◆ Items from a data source

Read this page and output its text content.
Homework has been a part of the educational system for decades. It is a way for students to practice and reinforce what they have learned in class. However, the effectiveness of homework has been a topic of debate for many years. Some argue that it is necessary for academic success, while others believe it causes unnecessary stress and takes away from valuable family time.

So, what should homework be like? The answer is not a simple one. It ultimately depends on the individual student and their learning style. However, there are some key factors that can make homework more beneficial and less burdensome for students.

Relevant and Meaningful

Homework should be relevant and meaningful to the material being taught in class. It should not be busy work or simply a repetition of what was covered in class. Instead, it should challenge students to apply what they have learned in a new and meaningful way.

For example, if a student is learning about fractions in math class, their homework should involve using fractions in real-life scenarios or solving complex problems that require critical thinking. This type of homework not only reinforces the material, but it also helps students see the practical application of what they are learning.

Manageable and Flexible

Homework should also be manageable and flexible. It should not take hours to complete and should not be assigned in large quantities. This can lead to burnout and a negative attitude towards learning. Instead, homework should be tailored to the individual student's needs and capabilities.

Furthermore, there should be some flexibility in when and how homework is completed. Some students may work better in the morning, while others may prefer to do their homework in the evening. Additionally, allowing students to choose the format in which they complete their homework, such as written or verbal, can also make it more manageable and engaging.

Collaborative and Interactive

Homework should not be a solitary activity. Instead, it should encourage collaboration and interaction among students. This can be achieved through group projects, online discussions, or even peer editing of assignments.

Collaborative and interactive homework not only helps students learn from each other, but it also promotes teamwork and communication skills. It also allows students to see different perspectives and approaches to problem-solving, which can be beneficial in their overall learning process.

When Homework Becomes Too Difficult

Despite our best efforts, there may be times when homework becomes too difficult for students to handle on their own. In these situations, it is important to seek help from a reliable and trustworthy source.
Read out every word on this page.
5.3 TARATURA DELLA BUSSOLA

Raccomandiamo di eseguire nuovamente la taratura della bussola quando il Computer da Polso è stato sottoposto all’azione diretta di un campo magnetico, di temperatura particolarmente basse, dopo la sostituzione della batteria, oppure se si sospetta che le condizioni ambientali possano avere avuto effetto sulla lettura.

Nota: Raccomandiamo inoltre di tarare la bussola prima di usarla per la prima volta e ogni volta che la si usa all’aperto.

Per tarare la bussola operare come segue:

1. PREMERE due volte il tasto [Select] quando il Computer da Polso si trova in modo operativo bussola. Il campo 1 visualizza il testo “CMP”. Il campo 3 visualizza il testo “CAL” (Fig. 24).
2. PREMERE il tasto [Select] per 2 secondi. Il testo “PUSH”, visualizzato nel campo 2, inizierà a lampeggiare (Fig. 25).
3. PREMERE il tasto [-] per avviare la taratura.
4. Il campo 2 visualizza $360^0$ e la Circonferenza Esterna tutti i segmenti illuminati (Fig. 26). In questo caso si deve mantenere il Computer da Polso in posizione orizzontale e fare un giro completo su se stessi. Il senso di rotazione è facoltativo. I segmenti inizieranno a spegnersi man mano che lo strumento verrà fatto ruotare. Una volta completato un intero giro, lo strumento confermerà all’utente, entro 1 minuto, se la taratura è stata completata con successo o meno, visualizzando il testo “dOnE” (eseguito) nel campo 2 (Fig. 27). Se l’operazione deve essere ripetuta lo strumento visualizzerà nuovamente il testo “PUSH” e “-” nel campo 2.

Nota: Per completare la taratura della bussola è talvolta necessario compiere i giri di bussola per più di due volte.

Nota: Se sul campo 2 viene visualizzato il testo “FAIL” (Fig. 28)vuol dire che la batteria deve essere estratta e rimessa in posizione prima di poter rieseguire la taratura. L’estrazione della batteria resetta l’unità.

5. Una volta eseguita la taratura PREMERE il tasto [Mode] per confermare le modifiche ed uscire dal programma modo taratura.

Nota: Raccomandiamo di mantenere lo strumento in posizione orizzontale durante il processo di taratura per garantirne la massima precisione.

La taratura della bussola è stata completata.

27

...

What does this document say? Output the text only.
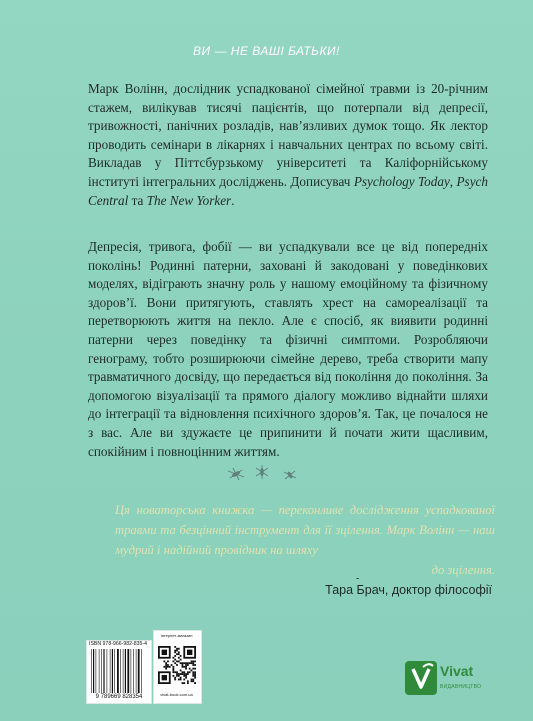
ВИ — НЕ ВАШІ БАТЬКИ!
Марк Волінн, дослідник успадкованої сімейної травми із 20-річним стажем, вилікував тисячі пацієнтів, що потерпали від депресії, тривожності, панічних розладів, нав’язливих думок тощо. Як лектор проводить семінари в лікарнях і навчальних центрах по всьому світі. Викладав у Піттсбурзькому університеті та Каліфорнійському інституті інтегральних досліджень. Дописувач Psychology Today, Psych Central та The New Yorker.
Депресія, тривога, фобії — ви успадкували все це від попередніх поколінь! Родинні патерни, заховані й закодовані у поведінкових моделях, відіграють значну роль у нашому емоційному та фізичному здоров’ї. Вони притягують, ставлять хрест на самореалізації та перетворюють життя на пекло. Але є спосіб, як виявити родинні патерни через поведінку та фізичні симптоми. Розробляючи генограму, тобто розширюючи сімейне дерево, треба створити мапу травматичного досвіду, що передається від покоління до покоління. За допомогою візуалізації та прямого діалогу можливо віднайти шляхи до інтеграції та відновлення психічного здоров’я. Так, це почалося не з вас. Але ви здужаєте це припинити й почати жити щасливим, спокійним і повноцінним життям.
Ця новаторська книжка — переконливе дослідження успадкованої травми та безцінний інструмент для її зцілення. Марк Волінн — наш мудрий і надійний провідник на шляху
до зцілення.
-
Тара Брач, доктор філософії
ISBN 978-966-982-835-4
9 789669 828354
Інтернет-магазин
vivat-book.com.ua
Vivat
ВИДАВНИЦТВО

==

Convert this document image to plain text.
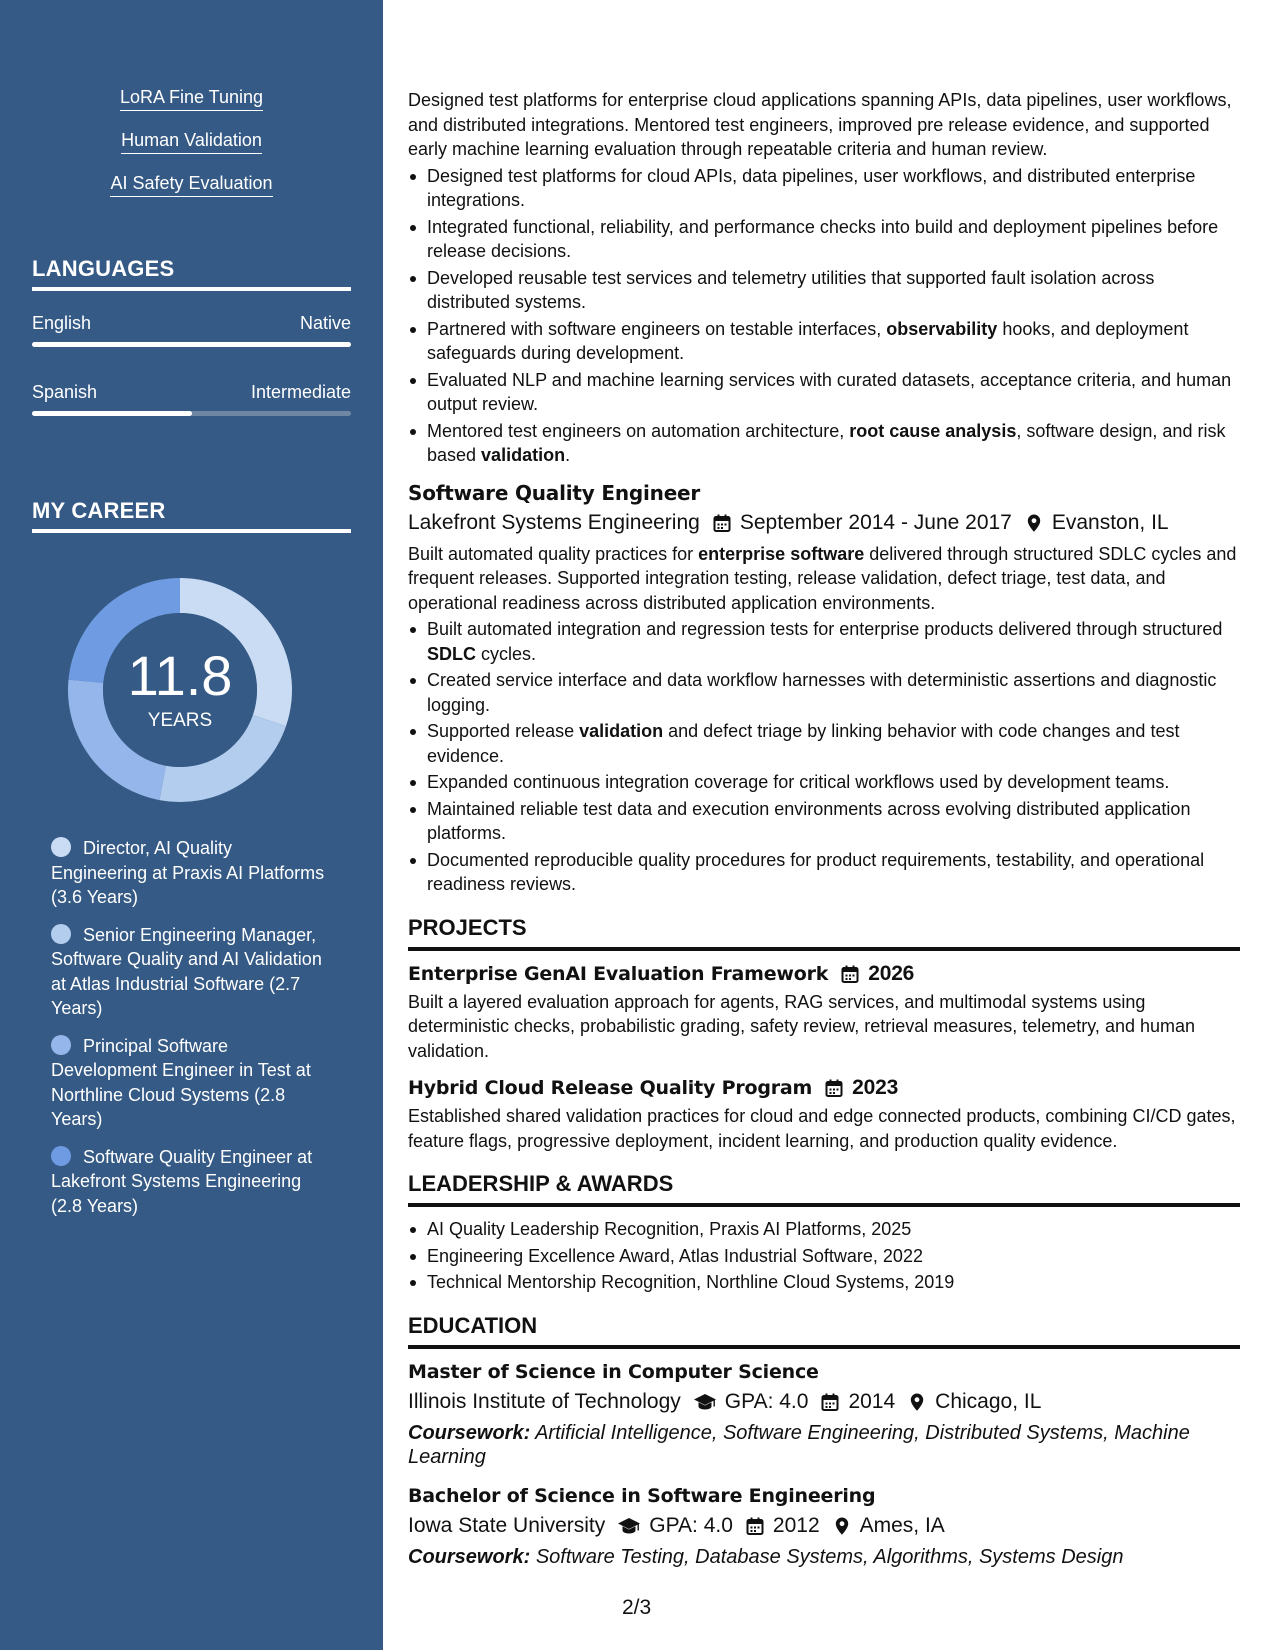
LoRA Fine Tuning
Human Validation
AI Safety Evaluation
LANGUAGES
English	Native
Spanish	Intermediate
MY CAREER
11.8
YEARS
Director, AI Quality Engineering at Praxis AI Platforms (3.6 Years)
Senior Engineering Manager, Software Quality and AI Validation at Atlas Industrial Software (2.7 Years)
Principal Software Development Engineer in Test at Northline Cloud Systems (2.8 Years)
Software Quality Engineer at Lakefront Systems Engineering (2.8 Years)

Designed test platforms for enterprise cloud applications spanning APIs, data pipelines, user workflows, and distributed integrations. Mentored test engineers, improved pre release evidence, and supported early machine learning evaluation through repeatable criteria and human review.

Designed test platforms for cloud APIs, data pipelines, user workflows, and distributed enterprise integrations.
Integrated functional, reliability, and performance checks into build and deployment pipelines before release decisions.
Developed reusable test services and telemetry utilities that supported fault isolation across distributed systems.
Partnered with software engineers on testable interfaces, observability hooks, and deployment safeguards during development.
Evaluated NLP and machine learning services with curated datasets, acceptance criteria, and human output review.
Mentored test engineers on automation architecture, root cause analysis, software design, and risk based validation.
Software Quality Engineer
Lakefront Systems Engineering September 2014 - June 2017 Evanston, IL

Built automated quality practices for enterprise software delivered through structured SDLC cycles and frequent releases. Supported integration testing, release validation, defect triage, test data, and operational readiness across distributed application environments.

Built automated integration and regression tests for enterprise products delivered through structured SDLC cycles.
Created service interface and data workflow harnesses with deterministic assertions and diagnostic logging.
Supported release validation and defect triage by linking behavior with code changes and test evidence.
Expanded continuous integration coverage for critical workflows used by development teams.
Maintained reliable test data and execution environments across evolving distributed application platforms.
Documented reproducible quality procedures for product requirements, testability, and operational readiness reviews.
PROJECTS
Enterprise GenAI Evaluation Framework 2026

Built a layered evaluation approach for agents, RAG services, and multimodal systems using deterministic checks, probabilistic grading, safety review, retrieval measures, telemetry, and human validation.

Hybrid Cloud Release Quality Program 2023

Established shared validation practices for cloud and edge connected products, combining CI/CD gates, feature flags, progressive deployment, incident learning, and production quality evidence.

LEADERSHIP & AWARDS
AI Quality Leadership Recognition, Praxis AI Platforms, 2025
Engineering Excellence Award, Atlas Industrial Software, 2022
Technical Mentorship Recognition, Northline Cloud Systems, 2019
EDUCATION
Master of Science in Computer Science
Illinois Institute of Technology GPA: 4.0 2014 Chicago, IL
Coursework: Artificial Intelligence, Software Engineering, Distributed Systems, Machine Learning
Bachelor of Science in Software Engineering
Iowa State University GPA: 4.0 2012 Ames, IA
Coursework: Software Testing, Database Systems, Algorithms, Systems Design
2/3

◆ What the task asks
Count each line of the entries that holds the word "orizzontale", then state the total and nothing more.

◆ Answer to the task
2